Makan dan minum adalah salah satu perbuatan yang dapat membatalkan shalat. Apabila seseorang makan atau pun minum ketika melaksanakan shalat dengan sengaja, maka shalatnya batal. Hal ini disebabkan karena akan menghilangkan kemulian dalam shalat. perbuatan makan dan minum dalam shalat ini, baik sedikit ataupun banyak selama dilakukan dengan sengaja tetap akan membatalkan shalatnya.

Adapun jika perbuatan makan dan minum dalam shalat ini dilakukan tanpa disengaja, maka disyaratkan dalam hal tersebut tidak lebih dari kadar humsah الحمصة (tidak bisa dibakar ataupun di masak kembali), yaitu kadar/batasan yang menjadi kebiasaan dalam kehidupan. Maka shalatnya tidak batal. Dan apabila di dalam mulut seseorang ada sisa gula atau sesuatu yang bisa mencair atau pun meleleh ketika melaksanakan shalat, maka jika ia menelannya akan membatalkan shalatnya.



3. Banyak Gerakan dan Terus Menerus



Yang dimaksud adalah gerakan yang banyak dan berulang-ulang terus dan bukan merupakan gerakan yang terdapat dalam shalat. Mazhab Imam Syafi’i memberikan batasan sampai tiga kali gerakan berturut-turut sehingga seseorang batal dari shalatnya.

Namun bukan berarti setiap ada gerakan langsung membatalkan shalat. Sebab dahulu Rasulullah SAW pernah shalat sambil menggendong anak (cucunya).

Rasulullah SAW shalat sambil mengendong Umamah, anak perempuan dari anak perempuannya. Bila beliau SAW sujud, anak itu diletakkannya dan bila berdiri digendongnya lagi”. (HR. Bukhari dan Muslim)

Bahkan beliau SAW memerintah orang yang sedang shalat untuk membunuh ular dan kalajengking (al-aswadain). Dan beliau juga pernah melepas sandalnya sambil shalat. Kesemuanya gerakan itu tidak termasuk yang membatalkan shalat.



4. Membelakangi atau Tidak Menghadap Kiblat



Bila seseorang shalat dengan membelakangi kiblat dengan sengaja, atau di dalam shalatnya melakukan gerakan hingga badannya bergeser arah hingga membelakangi kiblat , maka shalatnya itu batal dengan sendirinya.

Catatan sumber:
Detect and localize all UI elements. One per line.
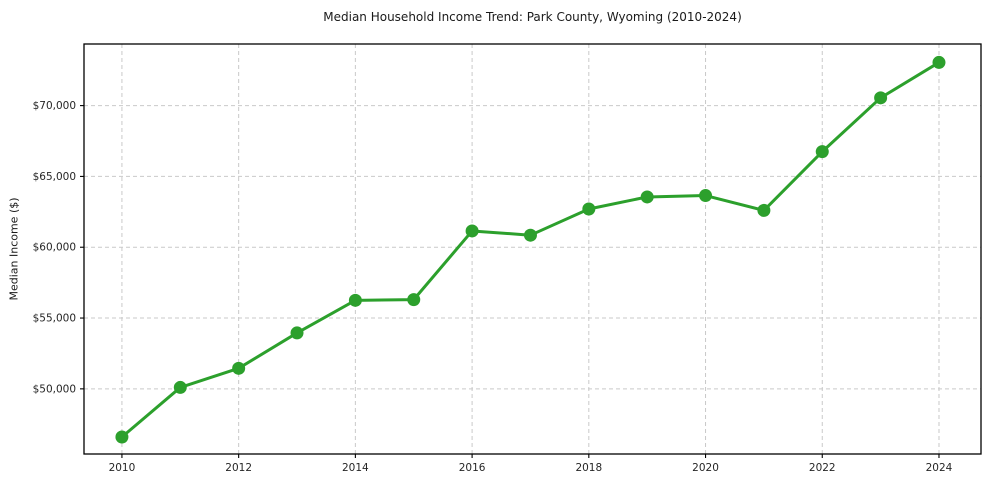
- y-tick-label: $50,000: [33, 383, 76, 395]
- x-tick-label: 2016: [459, 462, 486, 474]
- data-point-2010: [115, 430, 129, 444]
- y-tick-label: $55,000: [33, 313, 76, 325]
- data-point-2018: [582, 202, 596, 216]
- x-tick-label: 2014: [342, 462, 369, 474]
- data-point-2013: [290, 326, 304, 340]
- x-tick-label: 2010: [109, 462, 136, 474]
- data-point-2021: [757, 203, 771, 217]
- data-point-2022: [815, 145, 829, 159]
- x-tick-label: 2024: [926, 462, 953, 474]
- data-point-2015: [407, 293, 421, 307]
- axes-frame: [83, 43, 982, 455]
- data-point-2011: [173, 380, 187, 394]
- x-tick-label: 2022: [809, 462, 836, 474]
- x-tick-label: 2020: [692, 462, 719, 474]
- data-point-2016: [465, 224, 479, 238]
- y-tick-label: $70,000: [33, 100, 76, 112]
- data-point-2014: [348, 293, 362, 307]
- x-tick-label: 2012: [225, 462, 252, 474]
- chart-title: Median Household Income Trend: Park Coun…: [323, 10, 742, 24]
- trend-line: [120, 60, 941, 439]
- y-tick-label: $65,000: [33, 171, 76, 183]
- data-point-2019: [640, 190, 654, 204]
- y-tick-label: $60,000: [33, 242, 76, 254]
- data-point-2017: [523, 228, 537, 242]
- data-point-2020: [699, 189, 713, 203]
- data-point-2012: [232, 361, 246, 375]
- data-point-2023: [874, 91, 888, 105]
- x-tick-label: 2018: [575, 462, 602, 474]
- data-point-2024: [932, 55, 946, 69]
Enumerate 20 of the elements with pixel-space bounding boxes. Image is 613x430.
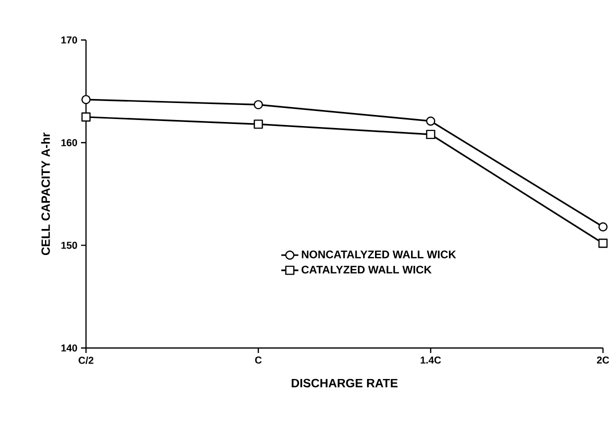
y-tick-label: 170: [61, 36, 78, 44]
x-tick-label: C: [255, 356, 262, 364]
y-tick-label: 140: [61, 344, 78, 352]
y-tick-label: 150: [61, 242, 78, 249]
x-tick-label: C/2: [78, 356, 94, 364]
x-tick-label: 2C: [596, 356, 610, 364]
y-axis-title: CELL CAPACITY A-hr: [41, 132, 50, 256]
point: [81, 94, 91, 104]
point: [81, 112, 91, 122]
point: [598, 222, 608, 232]
x-axis-title: DISCHARGE RATE: [292, 378, 398, 388]
legend-label: CATALYZED WALL WICK: [302, 266, 432, 274]
y-tick-label: 160: [61, 139, 78, 146]
point: [426, 130, 436, 140]
point: [254, 100, 263, 110]
point: [254, 120, 263, 129]
x-tick-label: 1.4C: [420, 356, 441, 364]
point: [598, 238, 608, 248]
point: [426, 116, 436, 126]
legend-label: NONCATALYZED WALL WICK: [302, 250, 456, 258]
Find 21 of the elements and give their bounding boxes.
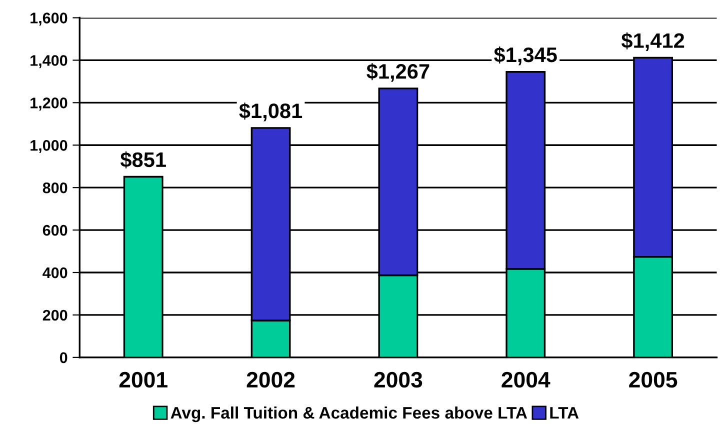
x-tick-label: 2003 [374, 372, 422, 388]
total-label: $1,412 [621, 32, 684, 52]
total-label: $1,081 [239, 102, 302, 122]
y-tick-label: 0 [60, 352, 68, 364]
y-tick-label: 1,600 [30, 12, 68, 26]
y-tick-label: 1,400 [30, 55, 68, 68]
y-tick-label: 1,200 [30, 98, 68, 111]
total-label: $1,267 [366, 63, 430, 82]
x-tick-label: 2002 [246, 372, 295, 388]
total-label: $851 [120, 151, 166, 168]
total-label: $1,345 [494, 46, 557, 66]
legend-label: Avg. Fall Tuition & Academic Fees above LTA [170, 406, 528, 422]
legend-label: LTA [550, 407, 579, 419]
x-tick-label: 2005 [629, 372, 678, 388]
y-tick-label: 600 [42, 224, 68, 236]
y-tick-label: 200 [42, 310, 68, 321]
x-tick-label: 2004 [502, 372, 550, 388]
y-tick-label: 400 [42, 267, 68, 278]
x-tick-label: 2001 [119, 372, 168, 388]
y-tick-label: 1,000 [30, 140, 68, 154]
y-tick-label: 800 [42, 182, 68, 194]
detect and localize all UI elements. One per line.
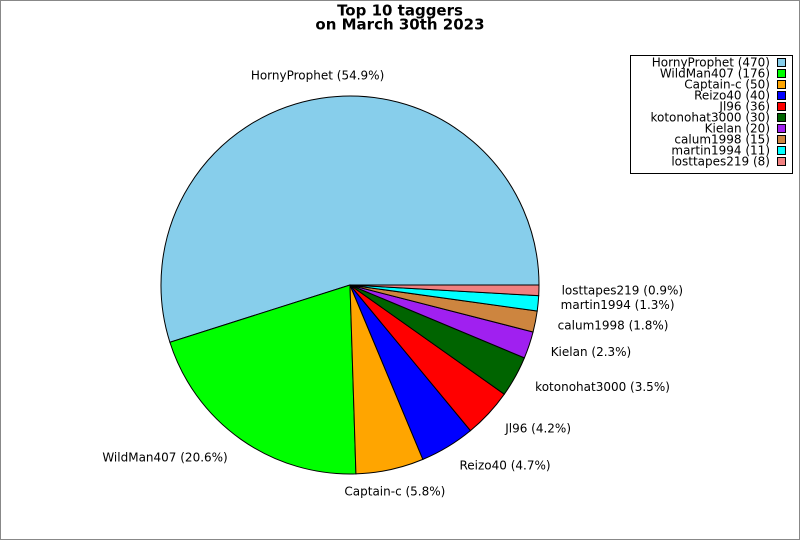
legend-label: martin1994 (11) [671, 144, 770, 158]
legend-label: losttapes219 (8) [671, 155, 770, 169]
slice-label: losttapes219 (0.9%) [562, 283, 684, 297]
slice-label: martin1994 (1.3%) [561, 298, 675, 312]
legend-swatch [777, 146, 786, 155]
legend-swatch [777, 102, 786, 111]
chart-subtitle: on March 30th 2023 [315, 16, 484, 34]
legend-label: Kielan (20) [705, 122, 770, 136]
slice-label: Captain-c (5.8%) [344, 484, 445, 498]
legend-label: HornyProphet (470) [652, 56, 770, 70]
legend-label: Jl96 (36) [718, 100, 770, 114]
slice-label: HornyProphet (54.9%) [251, 68, 384, 82]
legend-label: Reizo40 (40) [694, 89, 770, 103]
chart-title: Top 10 taggers [337, 2, 463, 20]
pie-slice [160, 95, 540, 343]
legend-swatch [777, 113, 786, 122]
legend-swatch [777, 124, 786, 133]
slice-label: Kielan (2.3%) [551, 345, 632, 359]
legend-label: WildMan407 (176) [660, 67, 770, 81]
slice-label: Jl96 (4.2%) [504, 421, 571, 435]
legend-swatch [777, 80, 786, 89]
slice-label: WildMan407 (20.6%) [102, 450, 227, 464]
pie-slice [169, 284, 357, 475]
legend-swatch [777, 58, 786, 67]
legend-swatch [777, 157, 786, 166]
legend-swatch [777, 91, 786, 100]
pie-slice [349, 284, 540, 297]
slice-label: calum1998 (1.8%) [558, 318, 669, 332]
legend-swatch [777, 69, 786, 78]
legend-swatch [777, 135, 786, 144]
legend-label: Captain-c (50) [684, 78, 770, 92]
legend-label: kotonohat3000 (30) [650, 111, 770, 125]
legend-label: calum1998 (15) [674, 133, 770, 147]
legend-box [630, 55, 793, 174]
slice-label: kotonohat3000 (3.5%) [535, 380, 670, 394]
slice-label: Reizo40 (4.7%) [459, 459, 550, 473]
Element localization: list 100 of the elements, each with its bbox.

Yang Perlu Dikerjakan:
1) Salin ulang teks tentang hal-hal yang membatalkan shalat, seluruhnya mulai dari "Bila seseorang shalat" hingga "batal dengan sendirinya.".
2) Dalam teks tentang hal-hal yang membatalkan shalat, sampai berapa kali gerakan berturut-turut batasan yang diberikan Mazhab Imam Syafi’i?
3) Terjemahkan ke dalam bahasa Inggris kalimat berikut dari teks tentang hal-hal yang membatalkan shalat: "Dan beliau juga pernah melepas sandalnya sambil shalat."

Jawaban Latihan:
1)
Bila seseorang shalat dengan membelakangi kiblat dengan sengaja, atau di dalam shalatnya melakukan gerakan hingga badannya bergeser arah hingga membelakangi kiblat , maka shalatnya itu batal dengan sendirinya.

2) Sampai tiga kali gerakan berturut-turut.

3) And he also once took off his sandals while praying.